[Excerpt from a dataset]
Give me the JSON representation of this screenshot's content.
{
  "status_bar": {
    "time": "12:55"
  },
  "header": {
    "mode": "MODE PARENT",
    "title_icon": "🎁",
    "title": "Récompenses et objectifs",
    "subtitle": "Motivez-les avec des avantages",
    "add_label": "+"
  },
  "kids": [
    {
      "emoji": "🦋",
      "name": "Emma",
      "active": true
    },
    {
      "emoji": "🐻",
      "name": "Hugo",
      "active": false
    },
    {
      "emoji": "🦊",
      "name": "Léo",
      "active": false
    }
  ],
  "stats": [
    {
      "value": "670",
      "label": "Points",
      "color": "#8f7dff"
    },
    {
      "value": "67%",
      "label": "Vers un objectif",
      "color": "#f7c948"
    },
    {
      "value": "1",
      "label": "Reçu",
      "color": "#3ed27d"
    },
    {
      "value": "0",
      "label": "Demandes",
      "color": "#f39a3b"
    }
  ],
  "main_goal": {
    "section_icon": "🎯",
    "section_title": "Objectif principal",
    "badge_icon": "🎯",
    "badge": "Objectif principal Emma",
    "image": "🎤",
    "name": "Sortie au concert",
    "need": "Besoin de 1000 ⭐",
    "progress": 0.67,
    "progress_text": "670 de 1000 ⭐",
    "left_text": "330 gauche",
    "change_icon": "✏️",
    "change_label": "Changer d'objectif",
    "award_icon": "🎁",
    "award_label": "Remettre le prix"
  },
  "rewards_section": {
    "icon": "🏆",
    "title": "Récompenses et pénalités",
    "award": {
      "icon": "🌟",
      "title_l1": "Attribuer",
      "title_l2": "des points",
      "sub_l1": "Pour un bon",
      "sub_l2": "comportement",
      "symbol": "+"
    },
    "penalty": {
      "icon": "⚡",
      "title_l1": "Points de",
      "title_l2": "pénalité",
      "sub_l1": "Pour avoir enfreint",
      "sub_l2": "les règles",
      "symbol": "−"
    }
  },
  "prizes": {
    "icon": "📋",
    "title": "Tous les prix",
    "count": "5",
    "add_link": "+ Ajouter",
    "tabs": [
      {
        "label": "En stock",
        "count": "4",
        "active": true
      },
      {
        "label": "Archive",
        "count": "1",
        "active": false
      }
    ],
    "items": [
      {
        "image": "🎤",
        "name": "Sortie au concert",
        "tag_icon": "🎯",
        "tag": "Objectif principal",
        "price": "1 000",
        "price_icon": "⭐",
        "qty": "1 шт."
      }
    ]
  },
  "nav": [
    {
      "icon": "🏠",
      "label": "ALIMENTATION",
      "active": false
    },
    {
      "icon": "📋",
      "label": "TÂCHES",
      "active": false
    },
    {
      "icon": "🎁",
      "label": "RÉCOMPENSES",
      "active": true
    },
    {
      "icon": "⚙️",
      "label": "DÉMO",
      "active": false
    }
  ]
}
* * *
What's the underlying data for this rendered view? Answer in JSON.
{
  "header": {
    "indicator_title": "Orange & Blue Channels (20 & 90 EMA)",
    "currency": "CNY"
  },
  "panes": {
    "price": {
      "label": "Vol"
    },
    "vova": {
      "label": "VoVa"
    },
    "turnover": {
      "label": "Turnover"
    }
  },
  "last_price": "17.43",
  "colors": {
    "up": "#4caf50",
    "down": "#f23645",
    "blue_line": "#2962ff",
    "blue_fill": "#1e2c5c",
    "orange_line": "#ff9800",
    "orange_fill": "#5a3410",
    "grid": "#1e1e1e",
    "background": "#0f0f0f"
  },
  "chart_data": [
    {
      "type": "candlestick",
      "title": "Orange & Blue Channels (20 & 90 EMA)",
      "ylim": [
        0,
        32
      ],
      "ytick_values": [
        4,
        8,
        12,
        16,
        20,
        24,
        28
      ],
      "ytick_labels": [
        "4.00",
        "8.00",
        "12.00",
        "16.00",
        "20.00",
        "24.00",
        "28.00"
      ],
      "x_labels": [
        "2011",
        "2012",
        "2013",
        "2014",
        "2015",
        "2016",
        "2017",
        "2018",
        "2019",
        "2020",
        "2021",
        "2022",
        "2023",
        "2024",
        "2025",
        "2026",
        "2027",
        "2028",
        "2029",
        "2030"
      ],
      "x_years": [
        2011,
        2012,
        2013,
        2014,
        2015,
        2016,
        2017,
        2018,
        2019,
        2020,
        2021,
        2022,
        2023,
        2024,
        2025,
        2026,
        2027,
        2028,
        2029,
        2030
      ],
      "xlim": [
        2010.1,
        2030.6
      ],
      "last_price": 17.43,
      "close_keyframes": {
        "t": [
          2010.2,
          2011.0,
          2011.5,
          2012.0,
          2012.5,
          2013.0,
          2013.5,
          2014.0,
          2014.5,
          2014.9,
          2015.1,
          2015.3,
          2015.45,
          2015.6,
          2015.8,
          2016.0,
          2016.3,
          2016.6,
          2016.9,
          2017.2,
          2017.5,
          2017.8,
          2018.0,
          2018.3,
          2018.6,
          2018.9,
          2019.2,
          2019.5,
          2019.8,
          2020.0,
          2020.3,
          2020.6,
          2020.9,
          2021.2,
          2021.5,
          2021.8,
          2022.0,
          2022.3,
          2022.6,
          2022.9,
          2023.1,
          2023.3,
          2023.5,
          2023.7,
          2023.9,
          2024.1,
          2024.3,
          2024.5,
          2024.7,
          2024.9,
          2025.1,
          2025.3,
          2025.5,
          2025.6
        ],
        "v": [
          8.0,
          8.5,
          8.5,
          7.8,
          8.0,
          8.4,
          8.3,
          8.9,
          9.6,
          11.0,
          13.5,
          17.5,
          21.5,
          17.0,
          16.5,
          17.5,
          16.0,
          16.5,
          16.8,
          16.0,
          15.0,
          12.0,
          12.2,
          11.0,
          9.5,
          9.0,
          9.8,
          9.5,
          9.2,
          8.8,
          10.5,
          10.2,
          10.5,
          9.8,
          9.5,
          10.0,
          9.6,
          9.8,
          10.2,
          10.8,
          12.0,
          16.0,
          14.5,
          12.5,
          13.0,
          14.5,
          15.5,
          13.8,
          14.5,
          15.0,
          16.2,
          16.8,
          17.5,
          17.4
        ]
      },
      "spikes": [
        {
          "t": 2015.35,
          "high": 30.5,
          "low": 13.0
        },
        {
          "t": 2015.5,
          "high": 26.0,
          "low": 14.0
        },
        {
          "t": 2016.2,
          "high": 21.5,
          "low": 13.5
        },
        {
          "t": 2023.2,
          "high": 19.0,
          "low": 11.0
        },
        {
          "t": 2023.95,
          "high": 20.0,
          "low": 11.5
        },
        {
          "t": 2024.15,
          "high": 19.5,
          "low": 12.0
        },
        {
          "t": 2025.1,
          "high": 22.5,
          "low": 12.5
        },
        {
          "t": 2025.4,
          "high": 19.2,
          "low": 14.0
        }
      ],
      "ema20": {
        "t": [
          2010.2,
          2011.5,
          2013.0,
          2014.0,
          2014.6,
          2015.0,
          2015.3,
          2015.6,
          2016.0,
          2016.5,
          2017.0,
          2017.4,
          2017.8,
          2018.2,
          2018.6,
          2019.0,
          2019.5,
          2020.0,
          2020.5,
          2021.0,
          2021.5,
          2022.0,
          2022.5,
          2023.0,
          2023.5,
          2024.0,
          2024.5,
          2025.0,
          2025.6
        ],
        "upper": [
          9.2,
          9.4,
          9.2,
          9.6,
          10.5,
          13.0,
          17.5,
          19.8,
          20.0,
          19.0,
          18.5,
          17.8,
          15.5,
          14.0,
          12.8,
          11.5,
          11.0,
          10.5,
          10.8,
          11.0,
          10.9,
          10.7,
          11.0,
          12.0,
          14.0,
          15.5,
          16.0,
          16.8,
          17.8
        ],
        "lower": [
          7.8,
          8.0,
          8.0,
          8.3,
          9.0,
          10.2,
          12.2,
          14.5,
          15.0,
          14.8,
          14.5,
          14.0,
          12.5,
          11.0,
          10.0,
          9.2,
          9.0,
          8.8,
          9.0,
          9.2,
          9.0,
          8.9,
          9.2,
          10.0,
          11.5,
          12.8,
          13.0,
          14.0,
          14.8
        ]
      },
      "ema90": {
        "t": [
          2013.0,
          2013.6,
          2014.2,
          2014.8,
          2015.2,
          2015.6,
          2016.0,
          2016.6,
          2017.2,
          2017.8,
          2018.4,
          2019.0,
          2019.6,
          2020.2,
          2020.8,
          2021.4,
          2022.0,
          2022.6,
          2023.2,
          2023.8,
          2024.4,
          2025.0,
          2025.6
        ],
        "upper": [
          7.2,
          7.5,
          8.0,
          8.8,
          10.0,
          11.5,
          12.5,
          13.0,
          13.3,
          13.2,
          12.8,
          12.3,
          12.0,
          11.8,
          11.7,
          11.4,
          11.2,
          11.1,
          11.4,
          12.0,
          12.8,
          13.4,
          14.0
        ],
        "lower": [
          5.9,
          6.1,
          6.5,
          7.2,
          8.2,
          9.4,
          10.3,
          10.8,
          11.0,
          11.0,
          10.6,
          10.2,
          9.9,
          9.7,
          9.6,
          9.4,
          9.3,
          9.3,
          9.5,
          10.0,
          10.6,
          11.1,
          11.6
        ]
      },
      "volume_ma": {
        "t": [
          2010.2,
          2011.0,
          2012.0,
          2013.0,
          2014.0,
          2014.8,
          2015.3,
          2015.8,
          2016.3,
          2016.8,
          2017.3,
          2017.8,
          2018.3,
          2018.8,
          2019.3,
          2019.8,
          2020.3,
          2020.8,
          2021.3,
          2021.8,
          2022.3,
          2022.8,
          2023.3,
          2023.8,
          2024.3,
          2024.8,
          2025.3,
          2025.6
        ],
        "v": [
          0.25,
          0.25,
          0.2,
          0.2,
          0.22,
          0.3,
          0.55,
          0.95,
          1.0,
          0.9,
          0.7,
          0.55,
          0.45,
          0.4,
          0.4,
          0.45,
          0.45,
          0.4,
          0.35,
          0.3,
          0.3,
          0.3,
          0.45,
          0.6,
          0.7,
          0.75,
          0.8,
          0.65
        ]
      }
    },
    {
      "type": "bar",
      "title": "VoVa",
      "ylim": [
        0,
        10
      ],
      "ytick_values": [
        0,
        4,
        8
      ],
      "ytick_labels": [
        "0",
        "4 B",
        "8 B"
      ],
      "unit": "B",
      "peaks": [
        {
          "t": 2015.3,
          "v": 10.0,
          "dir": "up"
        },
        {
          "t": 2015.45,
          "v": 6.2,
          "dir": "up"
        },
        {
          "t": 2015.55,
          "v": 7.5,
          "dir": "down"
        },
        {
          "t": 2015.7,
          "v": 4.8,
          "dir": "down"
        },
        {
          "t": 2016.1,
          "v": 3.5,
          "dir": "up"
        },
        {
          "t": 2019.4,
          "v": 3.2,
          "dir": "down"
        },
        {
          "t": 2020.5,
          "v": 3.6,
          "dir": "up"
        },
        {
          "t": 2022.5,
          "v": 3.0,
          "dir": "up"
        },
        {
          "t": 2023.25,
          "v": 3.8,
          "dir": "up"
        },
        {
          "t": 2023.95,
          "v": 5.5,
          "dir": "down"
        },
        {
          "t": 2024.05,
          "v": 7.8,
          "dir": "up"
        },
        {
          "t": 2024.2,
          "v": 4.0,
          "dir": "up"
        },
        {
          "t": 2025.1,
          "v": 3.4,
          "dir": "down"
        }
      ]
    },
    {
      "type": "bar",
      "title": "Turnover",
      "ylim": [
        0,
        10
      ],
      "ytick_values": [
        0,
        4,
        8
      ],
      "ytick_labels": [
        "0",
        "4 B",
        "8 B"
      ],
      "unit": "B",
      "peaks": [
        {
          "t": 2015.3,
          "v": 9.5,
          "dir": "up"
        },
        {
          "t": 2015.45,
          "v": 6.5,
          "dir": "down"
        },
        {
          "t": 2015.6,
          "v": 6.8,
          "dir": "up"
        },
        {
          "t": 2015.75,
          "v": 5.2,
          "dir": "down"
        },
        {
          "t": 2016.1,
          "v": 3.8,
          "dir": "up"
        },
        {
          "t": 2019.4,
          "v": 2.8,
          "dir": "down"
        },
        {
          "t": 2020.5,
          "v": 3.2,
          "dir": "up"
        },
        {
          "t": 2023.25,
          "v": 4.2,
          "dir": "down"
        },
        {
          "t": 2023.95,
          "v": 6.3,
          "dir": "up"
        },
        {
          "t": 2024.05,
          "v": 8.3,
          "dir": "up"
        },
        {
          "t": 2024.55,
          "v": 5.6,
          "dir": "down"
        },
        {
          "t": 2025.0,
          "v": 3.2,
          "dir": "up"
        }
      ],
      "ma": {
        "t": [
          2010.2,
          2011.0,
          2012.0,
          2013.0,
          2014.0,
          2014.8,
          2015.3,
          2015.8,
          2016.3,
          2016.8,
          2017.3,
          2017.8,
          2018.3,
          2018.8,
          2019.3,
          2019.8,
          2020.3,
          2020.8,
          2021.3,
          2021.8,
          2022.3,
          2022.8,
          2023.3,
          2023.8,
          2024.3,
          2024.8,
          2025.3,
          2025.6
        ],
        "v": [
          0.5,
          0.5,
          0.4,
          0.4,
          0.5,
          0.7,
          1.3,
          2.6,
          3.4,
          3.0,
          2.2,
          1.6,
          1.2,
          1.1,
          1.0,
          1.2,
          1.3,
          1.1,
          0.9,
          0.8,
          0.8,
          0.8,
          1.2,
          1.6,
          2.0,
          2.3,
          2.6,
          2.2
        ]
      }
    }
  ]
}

WORK TO BE COMPLETED | How many lines of the records contain the string "Channels"? Respond with the number alone.

EXERCISE OUTPUT | 2